__Objective__.
Repeat what the lines below say, word for word, and skip every image.

__Dataset extract__.
[start]

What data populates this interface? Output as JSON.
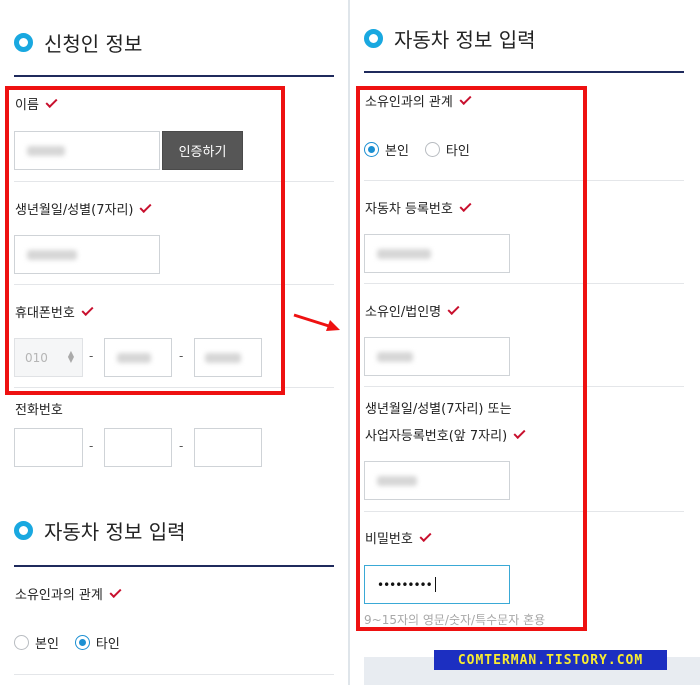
{
  "left": {
    "applicant_title": "신청인 정보",
    "name_label": "이름",
    "auth_button": "인증하기",
    "birth_label": "생년월일/성별(7자리)",
    "mobile_label": "휴대폰번호",
    "mobile_prefix": "010",
    "phone_label": "전화번호",
    "dash": "-",
    "vehicle_title": "자동차 정보 입력",
    "relation_label": "소유인과의 관계",
    "relation_options": [
      "본인",
      "타인"
    ],
    "relation_selected": "타인"
  },
  "right": {
    "vehicle_title": "자동차 정보 입력",
    "relation_label": "소유인과의 관계",
    "relation_options": [
      "본인",
      "타인"
    ],
    "relation_selected": "본인",
    "plate_label": "자동차 등록번호",
    "owner_label": "소유인/법인명",
    "birth_label_line1": "생년월일/성별(7자리) 또는",
    "birth_label_line2": "사업자등록번호(앞 7자리)",
    "password_label": "비밀번호",
    "password_value": "•••••••••",
    "password_hint": "9~15자의 영문/숫자/특수문자 혼용"
  },
  "watermark": "COMTERMAN.TISTORY.COM",
  "colors": {
    "accent": "#19a8e0",
    "check": "#c8102e",
    "highlight_box": "#ee1111",
    "title_rule": "#1f2a5c",
    "radio_checked": "#1b8fd2"
  },
  "icons": {
    "check": "check-icon",
    "bullet": "bullet-icon",
    "arrow": "arrow-right-icon",
    "select": "spinner-arrows-icon"
  }
}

[end]

__Output below__.
What data populates this interface? Output as JSON.
{
  "left": {
    "applicant_title": "신청인 정보",
    "name_label": "이름",
    "auth_button": "인증하기",
    "birth_label": "생년월일/성별(7자리)",
    "mobile_label": "휴대폰번호",
    "mobile_prefix": "010",
    "phone_label": "전화번호",
    "dash": "-",
    "vehicle_title": "자동차 정보 입력",
    "relation_label": "소유인과의 관계",
    "relation_options": [
      "본인",
      "타인"
    ],
    "relation_selected": "타인"
  },
  "right": {
    "vehicle_title": "자동차 정보 입력",
    "relation_label": "소유인과의 관계",
    "relation_options": [
      "본인",
      "타인"
    ],
    "relation_selected": "본인",
    "plate_label": "자동차 등록번호",
    "owner_label": "소유인/법인명",
    "birth_label_line1": "생년월일/성별(7자리) 또는",
    "birth_label_line2": "사업자등록번호(앞 7자리)",
    "password_label": "비밀번호",
    "password_value": "•••••••••",
    "password_hint": "9~15자의 영문/숫자/특수문자 혼용"
  },
  "watermark": "COMTERMAN.TISTORY.COM",
  "colors": {
    "accent": "#19a8e0",
    "check": "#c8102e",
    "highlight_box": "#ee1111",
    "title_rule": "#1f2a5c",
    "radio_checked": "#1b8fd2"
  },
  "icons": {
    "check": "check-icon",
    "bullet": "bullet-icon",
    "arrow": "arrow-right-icon",
    "select": "spinner-arrows-icon"
  }
}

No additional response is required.